Dataset records:
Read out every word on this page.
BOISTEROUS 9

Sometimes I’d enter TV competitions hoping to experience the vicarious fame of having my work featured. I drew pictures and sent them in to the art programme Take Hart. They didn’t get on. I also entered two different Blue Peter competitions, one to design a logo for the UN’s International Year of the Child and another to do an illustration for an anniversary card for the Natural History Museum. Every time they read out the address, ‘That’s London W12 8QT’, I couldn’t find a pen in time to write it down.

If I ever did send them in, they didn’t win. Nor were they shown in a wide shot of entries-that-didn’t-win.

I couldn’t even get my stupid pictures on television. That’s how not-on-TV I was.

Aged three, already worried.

Given request:
Go through the listing above and pull out each line containing the word "them".

Solution to this task:
Sometimes I’d enter TV competitions hoping to experience the vicarious fame of having my work featured. I drew pictures and sent them in to the art programme Take Hart. They didn’t get on. I also entered two different Blue Peter competitions, one to design a logo for the UN’s International Year of the Child and another to do an illustration for an anniversary card for the Natural History Museum. Every time they read out the address, ‘That’s London W12 8QT’, I couldn’t find a pen in time to write it down.
If I ever did send them in, they didn’t win. Nor were they shown in a wide shot of entries-that-didn’t-win.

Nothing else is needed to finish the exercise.